— start of RECORD LIST —

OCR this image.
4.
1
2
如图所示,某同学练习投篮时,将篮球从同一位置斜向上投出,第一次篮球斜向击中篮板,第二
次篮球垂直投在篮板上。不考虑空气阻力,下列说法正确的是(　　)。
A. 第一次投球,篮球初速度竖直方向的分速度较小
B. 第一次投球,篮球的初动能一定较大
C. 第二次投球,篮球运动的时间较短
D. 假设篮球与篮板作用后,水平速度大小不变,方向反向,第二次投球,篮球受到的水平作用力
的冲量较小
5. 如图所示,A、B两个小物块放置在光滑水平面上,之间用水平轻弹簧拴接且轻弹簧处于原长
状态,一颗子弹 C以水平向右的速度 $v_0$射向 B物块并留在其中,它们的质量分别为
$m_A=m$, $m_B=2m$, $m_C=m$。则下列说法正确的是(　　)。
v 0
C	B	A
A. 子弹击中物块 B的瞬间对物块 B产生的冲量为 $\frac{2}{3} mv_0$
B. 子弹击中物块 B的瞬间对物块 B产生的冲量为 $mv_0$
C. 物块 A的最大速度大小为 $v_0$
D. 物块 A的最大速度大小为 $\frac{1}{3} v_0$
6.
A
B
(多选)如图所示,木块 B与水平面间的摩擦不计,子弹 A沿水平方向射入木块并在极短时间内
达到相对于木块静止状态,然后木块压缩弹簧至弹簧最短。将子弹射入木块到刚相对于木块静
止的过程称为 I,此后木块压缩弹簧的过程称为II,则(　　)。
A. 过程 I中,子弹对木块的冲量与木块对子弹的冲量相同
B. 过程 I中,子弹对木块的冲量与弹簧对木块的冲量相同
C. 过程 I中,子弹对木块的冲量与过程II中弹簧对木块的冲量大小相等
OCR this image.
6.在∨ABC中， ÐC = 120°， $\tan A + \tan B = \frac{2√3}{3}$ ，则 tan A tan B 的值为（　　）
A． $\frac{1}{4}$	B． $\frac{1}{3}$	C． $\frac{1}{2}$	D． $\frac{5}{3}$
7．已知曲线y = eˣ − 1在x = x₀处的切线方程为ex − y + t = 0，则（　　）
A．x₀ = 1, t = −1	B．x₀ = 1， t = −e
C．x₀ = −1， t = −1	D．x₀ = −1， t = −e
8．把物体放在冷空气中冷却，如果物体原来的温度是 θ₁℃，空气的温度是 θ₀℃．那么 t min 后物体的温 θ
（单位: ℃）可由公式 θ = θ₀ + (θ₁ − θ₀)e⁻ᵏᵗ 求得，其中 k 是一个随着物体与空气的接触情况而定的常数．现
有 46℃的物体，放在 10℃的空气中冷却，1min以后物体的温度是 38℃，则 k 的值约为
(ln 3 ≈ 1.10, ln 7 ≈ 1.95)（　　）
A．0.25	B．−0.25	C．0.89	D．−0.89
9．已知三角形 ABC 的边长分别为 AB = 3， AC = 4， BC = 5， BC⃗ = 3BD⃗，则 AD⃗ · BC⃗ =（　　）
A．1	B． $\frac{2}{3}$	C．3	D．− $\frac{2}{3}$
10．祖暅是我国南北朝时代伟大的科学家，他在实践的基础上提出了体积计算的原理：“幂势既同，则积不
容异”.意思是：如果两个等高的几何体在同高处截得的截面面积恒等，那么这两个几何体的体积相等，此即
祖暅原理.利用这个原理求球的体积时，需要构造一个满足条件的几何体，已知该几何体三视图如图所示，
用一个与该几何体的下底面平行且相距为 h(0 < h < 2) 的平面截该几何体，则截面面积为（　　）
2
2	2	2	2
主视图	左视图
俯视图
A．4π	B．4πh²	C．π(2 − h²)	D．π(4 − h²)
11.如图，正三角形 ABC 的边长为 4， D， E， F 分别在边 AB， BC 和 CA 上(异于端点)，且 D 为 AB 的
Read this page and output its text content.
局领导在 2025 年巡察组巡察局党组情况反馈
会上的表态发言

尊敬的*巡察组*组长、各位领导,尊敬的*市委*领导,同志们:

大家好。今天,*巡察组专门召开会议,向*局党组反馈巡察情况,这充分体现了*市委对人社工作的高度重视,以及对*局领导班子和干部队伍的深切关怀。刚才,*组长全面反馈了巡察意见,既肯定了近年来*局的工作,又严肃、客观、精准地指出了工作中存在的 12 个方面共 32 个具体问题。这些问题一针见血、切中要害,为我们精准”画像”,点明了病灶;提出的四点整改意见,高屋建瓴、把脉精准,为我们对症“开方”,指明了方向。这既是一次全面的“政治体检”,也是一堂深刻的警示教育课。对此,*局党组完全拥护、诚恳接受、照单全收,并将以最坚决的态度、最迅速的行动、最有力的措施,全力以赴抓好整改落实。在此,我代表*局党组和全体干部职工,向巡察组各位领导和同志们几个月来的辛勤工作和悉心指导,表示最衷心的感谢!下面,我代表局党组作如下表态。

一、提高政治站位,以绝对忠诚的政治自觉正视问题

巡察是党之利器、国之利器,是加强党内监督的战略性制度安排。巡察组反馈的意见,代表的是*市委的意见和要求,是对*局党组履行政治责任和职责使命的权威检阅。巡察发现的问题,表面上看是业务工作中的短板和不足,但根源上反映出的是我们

— end of RECORD LIST —

Pick out all lines from the data above in which the word "B的瞬间对物块" appears.

A. 子弹击中物块 B的瞬间对物块 B产生的冲量为 $\frac{2}{3} mv_0$
B. 子弹击中物块 B的瞬间对物块 B产生的冲量为 $mv_0$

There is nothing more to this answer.